### PROBLEM TO WORK ON
Count the lines that hold the string "title". Reply with the number alone.

# Start of MATERIAL TO PROCESS

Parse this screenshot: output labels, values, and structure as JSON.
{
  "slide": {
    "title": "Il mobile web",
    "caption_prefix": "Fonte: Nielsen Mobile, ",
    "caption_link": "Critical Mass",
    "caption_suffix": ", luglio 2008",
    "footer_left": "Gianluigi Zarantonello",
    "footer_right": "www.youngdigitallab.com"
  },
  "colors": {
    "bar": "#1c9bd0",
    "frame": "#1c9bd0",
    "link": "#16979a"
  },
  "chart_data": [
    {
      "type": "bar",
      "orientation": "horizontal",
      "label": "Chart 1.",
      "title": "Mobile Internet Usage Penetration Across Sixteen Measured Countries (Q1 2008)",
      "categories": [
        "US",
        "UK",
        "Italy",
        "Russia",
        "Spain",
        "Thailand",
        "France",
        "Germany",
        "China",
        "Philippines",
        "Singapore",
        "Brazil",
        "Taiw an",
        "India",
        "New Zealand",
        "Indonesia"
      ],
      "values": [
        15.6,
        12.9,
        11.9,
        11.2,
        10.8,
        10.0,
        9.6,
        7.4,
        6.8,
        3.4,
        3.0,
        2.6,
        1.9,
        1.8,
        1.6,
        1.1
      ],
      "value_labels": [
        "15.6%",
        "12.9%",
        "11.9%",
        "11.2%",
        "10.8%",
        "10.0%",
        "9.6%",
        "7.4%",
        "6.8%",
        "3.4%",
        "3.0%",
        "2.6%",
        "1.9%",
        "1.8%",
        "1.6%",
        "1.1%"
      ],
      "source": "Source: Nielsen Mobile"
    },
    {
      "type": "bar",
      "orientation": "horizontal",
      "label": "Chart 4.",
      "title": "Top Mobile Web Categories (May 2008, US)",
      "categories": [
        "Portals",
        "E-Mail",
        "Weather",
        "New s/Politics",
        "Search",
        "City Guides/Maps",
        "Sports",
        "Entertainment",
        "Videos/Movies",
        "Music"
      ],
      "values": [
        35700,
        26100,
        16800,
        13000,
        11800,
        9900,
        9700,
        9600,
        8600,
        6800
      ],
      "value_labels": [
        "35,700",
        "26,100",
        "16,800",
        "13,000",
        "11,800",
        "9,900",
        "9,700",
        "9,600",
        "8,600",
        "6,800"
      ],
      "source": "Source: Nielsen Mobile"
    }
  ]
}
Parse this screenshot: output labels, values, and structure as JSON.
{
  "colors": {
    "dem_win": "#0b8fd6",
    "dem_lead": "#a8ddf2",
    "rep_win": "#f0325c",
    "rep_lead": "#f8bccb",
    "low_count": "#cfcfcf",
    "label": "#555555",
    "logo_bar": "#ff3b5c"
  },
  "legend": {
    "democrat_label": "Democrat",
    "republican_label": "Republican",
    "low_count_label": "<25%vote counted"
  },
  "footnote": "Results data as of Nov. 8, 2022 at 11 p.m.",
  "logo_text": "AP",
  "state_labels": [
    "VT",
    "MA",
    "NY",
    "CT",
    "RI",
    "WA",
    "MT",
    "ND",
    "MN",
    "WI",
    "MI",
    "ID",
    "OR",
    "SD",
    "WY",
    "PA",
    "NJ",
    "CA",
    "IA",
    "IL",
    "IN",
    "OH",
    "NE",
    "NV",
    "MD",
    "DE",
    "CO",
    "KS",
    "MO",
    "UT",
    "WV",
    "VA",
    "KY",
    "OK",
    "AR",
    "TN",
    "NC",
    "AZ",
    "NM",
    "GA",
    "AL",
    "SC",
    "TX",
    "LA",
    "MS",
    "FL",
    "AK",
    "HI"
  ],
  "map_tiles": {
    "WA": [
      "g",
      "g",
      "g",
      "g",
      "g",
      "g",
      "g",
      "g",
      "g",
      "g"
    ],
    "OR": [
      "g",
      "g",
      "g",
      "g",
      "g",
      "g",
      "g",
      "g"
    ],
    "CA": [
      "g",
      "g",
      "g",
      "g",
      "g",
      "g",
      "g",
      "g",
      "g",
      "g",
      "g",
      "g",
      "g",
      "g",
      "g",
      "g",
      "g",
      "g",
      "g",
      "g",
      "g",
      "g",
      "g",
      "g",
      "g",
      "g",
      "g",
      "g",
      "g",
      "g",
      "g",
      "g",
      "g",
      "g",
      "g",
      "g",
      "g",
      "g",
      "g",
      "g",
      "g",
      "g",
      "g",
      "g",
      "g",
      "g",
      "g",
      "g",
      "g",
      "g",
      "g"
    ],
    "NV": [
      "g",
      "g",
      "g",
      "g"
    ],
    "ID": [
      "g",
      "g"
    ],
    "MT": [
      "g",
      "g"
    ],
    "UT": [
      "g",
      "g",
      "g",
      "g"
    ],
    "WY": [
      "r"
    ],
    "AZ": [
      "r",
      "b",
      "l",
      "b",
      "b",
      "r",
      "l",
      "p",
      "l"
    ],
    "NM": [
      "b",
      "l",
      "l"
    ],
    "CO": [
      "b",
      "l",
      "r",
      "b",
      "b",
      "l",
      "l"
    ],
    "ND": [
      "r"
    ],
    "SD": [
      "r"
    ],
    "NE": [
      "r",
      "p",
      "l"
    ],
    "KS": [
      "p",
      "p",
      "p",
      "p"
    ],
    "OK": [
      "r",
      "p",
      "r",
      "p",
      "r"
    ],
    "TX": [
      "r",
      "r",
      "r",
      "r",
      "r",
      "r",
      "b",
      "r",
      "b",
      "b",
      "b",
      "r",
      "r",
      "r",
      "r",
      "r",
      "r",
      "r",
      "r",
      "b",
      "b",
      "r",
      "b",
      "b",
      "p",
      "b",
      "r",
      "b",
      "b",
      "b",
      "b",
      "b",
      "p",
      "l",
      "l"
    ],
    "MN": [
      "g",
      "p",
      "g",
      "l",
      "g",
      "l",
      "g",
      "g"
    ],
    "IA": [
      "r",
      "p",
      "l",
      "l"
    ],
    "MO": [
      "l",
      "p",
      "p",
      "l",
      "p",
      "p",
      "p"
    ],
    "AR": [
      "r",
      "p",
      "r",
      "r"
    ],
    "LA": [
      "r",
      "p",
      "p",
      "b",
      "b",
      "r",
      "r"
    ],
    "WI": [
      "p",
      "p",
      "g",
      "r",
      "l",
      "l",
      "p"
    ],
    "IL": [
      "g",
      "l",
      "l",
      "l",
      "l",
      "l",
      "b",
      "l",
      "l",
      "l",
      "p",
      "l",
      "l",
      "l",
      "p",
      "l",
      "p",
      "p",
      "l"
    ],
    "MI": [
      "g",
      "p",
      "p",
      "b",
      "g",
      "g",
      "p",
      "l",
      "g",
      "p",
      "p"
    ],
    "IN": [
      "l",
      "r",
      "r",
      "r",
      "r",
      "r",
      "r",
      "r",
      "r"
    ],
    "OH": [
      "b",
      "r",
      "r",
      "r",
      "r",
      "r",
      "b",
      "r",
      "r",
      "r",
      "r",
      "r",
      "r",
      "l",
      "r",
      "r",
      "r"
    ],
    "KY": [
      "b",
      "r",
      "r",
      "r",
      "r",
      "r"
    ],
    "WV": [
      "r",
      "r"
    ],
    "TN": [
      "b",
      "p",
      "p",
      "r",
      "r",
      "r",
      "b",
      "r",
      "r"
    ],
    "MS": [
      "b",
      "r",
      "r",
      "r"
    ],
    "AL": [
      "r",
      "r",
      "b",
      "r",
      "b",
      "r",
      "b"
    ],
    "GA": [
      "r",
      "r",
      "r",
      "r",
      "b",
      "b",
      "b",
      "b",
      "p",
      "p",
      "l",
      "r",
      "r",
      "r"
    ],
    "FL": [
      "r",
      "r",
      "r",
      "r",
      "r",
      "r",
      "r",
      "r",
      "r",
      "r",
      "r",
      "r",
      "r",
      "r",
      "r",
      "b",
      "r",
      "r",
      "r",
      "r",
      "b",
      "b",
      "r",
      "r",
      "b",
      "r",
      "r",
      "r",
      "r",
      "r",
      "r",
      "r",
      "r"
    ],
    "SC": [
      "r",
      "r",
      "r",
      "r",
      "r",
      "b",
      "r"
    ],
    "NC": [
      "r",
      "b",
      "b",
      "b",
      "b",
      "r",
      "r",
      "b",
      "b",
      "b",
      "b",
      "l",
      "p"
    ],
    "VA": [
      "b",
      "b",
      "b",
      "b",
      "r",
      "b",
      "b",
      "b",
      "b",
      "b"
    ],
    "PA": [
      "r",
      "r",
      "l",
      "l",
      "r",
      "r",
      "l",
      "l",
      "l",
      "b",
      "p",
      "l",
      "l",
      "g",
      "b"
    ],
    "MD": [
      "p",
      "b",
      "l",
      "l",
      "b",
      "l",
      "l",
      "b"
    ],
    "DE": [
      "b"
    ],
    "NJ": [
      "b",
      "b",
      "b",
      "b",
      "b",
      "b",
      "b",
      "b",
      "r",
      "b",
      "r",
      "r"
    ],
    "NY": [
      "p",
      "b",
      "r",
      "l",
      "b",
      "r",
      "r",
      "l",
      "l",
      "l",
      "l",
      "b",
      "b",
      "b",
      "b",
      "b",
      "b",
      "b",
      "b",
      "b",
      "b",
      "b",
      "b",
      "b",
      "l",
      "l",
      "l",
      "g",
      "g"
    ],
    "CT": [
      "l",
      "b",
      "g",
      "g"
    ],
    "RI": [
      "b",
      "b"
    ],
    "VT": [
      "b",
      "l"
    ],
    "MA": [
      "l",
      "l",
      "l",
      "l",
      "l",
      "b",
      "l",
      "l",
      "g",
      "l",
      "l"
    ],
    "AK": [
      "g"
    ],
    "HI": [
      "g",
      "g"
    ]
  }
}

# End of MATERIAL TO PROCESS

### RESPONSE
3